[Recorded data]
● ● ●

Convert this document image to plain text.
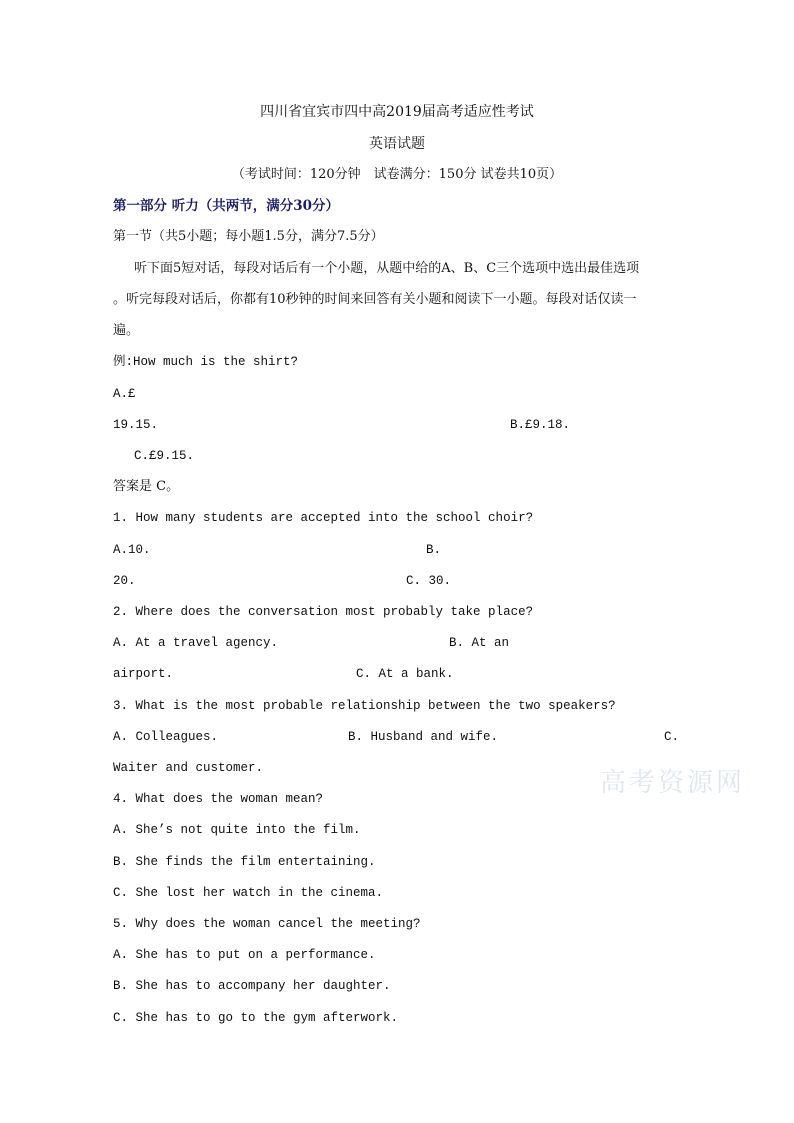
四川省宜宾市四中高2019届高考适应性考试
英语试题
（考试时间：120分钟　试卷满分：150分 试卷共10页）
第一部分 听力（共两节，满分30分）
第一节（共5小题；每小题1.5分，满分7.5分）
听下面5短对话，每段对话后有一个小题，从题中给的A、B、C三个选项中选出最佳选项
。听完每段对话后，你都有10秒钟的时间来回答有关小题和阅读下一小题。每段对话仅读一
遍。
例:How much is the shirt?
A.£
19.15.	B.£9.18.
C.£9.15.
答案是 C。
1. How many students are accepted into the school choir?
A.10.	B.
20.	C. 30.
2. Where does the conversation most probably take place?
A. At a travel agency.	B. At an
airport.	C. At a bank.
3. What is the most probable relationship between the two speakers?
A. Colleagues.	B. Husband and wife.	C.
Waiter and customer.
4. What does the woman mean?
A. She’s not quite into the film.
B. She finds the film entertaining.
C. She lost her watch in the cinema.
5. Why does the woman cancel the meeting?
A. She has to put on a performance.
B. She has to accompany her daughter.
C. She has to go to the gym afterwork.
高考资源网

● ● ●

SET TASK: Make an exact copy of every entry above, minus the images.

FINAL RESULT:
Convert this document image to plain text.
四川省宜宾市四中高2019届高考适应性考试
英语试题
（考试时间：120分钟　试卷满分：150分 试卷共10页）
第一部分 听力（共两节，满分30分）
第一节（共5小题；每小题1.5分，满分7.5分）
听下面5短对话，每段对话后有一个小题，从题中给的A、B、C三个选项中选出最佳选项
。听完每段对话后，你都有10秒钟的时间来回答有关小题和阅读下一小题。每段对话仅读一
遍。
例:How much is the shirt?
A.£
19.15.	B.£9.18.
C.£9.15.
答案是 C。
1. How many students are accepted into the school choir?
A.10.	B.
20.	C. 30.
2. Where does the conversation most probably take place?
A. At a travel agency.	B. At an
airport.	C. At a bank.
3. What is the most probable relationship between the two speakers?
A. Colleagues.	B. Husband and wife.	C.
Waiter and customer.
4. What does the woman mean?
A. She’s not quite into the film.
B. She finds the film entertaining.
C. She lost her watch in the cinema.
5. Why does the woman cancel the meeting?
A. She has to put on a performance.
B. She has to accompany her daughter.
C. She has to go to the gym afterwork.
高考资源网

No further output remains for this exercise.